Exercise
Wherever "MNIST" appears in a line, copy that line.

Input material
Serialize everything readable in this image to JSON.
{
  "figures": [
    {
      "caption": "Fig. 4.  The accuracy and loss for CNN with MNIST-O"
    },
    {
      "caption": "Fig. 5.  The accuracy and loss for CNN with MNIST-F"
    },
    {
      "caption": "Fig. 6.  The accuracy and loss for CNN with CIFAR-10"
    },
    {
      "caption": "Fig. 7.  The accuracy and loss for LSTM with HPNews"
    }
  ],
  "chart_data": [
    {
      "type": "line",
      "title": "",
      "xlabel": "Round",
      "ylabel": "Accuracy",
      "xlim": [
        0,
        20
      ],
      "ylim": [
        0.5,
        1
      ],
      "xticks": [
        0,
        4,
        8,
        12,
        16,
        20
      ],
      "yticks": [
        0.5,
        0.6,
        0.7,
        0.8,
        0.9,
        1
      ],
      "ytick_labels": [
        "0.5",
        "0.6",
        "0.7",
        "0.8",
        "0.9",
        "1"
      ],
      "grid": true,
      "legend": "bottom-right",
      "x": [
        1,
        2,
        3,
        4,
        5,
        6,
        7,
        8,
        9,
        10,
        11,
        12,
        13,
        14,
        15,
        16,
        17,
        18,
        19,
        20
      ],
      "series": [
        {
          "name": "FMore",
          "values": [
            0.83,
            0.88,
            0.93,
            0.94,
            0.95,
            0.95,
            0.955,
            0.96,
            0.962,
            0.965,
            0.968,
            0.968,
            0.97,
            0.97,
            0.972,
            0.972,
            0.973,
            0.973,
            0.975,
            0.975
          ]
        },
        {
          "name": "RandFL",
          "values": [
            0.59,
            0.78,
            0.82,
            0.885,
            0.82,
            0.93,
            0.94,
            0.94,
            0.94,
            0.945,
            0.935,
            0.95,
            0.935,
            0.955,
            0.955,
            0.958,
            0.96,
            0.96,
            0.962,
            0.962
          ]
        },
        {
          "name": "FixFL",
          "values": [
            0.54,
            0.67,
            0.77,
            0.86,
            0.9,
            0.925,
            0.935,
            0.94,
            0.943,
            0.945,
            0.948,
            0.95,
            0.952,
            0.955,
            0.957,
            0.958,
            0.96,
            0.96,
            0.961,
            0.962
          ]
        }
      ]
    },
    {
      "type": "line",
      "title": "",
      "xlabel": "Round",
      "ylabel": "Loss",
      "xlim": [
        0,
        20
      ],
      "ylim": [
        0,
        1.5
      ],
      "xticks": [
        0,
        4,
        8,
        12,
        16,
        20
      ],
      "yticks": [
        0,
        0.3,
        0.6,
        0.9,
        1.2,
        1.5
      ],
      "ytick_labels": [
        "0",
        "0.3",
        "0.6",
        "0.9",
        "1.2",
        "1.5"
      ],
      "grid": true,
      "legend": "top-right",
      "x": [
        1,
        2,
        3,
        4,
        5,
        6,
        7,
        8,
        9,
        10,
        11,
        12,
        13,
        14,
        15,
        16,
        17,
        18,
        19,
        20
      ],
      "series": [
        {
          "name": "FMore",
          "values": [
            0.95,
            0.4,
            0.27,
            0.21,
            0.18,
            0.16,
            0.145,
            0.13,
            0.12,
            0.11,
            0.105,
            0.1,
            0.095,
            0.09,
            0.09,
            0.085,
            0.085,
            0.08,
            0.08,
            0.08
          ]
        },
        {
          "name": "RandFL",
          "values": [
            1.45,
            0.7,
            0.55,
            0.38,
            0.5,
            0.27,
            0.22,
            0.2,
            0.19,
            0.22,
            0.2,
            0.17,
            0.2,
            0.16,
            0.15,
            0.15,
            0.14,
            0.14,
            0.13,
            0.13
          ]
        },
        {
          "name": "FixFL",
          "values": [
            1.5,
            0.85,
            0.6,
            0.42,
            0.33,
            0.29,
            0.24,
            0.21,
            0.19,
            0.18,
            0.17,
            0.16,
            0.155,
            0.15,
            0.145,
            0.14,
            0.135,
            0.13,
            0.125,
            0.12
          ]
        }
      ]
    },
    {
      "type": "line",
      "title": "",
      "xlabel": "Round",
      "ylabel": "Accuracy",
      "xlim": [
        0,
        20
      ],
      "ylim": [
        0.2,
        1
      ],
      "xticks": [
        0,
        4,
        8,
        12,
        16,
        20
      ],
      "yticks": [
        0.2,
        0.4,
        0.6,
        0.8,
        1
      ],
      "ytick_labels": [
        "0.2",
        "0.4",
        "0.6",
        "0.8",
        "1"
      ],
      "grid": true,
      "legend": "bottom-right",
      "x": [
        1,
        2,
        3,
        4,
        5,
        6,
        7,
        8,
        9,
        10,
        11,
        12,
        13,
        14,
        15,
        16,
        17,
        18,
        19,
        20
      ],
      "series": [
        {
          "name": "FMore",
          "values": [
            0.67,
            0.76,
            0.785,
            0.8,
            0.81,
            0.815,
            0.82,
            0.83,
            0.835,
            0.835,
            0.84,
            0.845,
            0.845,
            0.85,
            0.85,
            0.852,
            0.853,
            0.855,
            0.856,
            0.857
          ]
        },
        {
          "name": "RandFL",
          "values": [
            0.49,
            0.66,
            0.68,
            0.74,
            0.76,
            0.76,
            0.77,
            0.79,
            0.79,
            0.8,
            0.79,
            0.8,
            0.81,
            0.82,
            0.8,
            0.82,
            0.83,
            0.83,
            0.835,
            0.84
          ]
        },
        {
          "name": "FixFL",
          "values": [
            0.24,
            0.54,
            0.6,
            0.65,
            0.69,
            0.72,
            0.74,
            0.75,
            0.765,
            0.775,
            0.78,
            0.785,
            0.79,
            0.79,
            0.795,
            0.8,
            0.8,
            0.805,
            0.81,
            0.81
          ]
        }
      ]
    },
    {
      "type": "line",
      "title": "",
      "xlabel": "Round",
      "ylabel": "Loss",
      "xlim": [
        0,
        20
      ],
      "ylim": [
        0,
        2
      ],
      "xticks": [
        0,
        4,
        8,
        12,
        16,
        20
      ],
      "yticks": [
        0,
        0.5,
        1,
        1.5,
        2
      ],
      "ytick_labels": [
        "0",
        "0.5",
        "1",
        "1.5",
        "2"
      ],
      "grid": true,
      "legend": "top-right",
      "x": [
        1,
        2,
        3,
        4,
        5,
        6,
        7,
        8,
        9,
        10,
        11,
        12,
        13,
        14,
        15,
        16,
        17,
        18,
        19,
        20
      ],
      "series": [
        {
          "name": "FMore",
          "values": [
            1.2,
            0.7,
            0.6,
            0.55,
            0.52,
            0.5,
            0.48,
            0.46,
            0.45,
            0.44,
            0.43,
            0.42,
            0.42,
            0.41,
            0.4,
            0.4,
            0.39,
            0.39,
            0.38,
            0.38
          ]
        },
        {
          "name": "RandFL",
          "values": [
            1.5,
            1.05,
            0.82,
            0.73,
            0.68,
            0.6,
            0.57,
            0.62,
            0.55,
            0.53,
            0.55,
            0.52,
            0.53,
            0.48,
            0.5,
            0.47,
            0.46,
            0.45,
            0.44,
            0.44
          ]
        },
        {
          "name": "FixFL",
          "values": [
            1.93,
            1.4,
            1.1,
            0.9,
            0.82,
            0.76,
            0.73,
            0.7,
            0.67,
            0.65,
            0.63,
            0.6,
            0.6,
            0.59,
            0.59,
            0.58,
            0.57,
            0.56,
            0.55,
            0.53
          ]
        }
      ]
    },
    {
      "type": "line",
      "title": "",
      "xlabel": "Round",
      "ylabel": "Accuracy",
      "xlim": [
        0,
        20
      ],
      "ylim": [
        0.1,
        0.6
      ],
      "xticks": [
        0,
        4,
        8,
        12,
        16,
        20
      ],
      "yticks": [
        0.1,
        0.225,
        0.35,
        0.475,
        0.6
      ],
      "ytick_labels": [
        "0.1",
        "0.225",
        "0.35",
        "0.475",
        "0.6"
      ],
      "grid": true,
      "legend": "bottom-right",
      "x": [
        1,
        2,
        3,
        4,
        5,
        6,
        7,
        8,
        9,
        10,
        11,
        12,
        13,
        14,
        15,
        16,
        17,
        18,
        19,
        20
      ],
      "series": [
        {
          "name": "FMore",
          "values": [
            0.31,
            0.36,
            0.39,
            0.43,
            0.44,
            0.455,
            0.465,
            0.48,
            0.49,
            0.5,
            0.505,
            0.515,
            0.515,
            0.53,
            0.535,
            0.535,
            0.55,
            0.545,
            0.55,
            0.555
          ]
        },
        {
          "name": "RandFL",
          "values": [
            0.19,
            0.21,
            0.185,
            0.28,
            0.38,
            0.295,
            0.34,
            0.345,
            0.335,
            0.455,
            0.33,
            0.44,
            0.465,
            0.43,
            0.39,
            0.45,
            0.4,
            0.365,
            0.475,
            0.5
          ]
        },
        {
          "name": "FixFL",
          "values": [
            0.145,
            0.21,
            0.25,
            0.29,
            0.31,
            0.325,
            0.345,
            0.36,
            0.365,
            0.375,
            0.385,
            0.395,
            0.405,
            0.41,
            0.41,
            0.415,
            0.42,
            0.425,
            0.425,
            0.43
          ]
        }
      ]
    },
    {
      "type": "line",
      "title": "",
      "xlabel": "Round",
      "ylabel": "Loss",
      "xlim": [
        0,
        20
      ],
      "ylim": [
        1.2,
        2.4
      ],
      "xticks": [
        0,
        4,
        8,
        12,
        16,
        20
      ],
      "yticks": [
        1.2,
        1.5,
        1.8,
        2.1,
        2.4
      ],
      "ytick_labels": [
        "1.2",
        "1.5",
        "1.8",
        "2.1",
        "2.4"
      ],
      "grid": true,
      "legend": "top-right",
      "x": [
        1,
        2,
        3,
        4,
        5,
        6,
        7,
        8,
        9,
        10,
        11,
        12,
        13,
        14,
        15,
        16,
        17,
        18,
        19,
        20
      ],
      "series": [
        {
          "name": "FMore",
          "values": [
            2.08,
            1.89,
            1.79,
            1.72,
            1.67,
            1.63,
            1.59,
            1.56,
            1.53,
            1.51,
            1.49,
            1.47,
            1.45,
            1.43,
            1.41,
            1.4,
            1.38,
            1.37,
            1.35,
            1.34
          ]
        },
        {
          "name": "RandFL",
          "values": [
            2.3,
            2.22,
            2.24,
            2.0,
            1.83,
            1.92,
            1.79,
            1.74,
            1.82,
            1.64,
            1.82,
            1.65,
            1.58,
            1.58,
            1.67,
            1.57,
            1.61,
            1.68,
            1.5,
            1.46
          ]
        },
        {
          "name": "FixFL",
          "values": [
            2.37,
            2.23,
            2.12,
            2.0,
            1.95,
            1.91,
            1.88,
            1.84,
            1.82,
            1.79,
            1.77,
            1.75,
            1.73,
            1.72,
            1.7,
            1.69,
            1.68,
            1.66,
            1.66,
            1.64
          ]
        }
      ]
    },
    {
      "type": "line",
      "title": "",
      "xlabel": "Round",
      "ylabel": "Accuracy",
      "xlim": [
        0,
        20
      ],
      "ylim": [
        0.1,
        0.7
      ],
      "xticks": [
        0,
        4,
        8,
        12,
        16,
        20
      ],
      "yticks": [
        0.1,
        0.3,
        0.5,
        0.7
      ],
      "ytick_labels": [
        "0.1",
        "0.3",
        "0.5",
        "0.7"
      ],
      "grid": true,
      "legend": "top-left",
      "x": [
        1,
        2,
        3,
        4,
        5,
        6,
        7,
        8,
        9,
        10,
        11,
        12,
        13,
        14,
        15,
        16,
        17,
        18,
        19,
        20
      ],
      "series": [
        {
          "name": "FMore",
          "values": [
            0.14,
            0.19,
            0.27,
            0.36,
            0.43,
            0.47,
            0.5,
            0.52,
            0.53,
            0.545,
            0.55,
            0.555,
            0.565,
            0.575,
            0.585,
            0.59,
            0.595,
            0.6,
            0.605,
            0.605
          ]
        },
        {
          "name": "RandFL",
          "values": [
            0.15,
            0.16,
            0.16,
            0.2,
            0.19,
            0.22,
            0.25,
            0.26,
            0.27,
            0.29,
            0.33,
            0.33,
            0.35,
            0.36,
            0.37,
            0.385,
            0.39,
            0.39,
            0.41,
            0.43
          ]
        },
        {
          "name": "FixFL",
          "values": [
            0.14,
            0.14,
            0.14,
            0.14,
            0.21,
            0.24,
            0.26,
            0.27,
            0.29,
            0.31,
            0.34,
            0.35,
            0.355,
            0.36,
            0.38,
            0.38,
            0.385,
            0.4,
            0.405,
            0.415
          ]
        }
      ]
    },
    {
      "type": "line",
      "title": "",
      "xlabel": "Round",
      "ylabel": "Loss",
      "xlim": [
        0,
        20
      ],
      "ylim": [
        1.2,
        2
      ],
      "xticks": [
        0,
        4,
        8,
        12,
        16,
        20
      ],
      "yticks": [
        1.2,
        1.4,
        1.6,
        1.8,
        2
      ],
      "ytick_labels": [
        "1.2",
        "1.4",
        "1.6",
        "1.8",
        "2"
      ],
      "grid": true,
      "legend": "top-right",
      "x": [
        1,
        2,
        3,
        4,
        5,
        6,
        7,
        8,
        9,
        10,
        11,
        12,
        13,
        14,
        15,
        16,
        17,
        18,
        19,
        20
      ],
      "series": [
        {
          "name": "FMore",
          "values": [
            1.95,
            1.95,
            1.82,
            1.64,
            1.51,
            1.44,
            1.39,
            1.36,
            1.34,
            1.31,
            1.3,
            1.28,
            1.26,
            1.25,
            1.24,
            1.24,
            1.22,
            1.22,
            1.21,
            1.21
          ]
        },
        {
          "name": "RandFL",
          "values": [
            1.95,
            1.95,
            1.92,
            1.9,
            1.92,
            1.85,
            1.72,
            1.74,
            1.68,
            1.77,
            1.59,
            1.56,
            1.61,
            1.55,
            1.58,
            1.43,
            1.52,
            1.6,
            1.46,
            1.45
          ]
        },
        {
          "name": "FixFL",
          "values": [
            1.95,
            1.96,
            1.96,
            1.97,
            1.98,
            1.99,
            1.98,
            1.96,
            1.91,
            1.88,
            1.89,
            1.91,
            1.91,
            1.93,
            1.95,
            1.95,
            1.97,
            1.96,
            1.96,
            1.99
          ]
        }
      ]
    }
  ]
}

Correct result
      "caption": "Fig. 4.  The accuracy and loss for CNN with MNIST-O"
      "caption": "Fig. 5.  The accuracy and loss for CNN with MNIST-F"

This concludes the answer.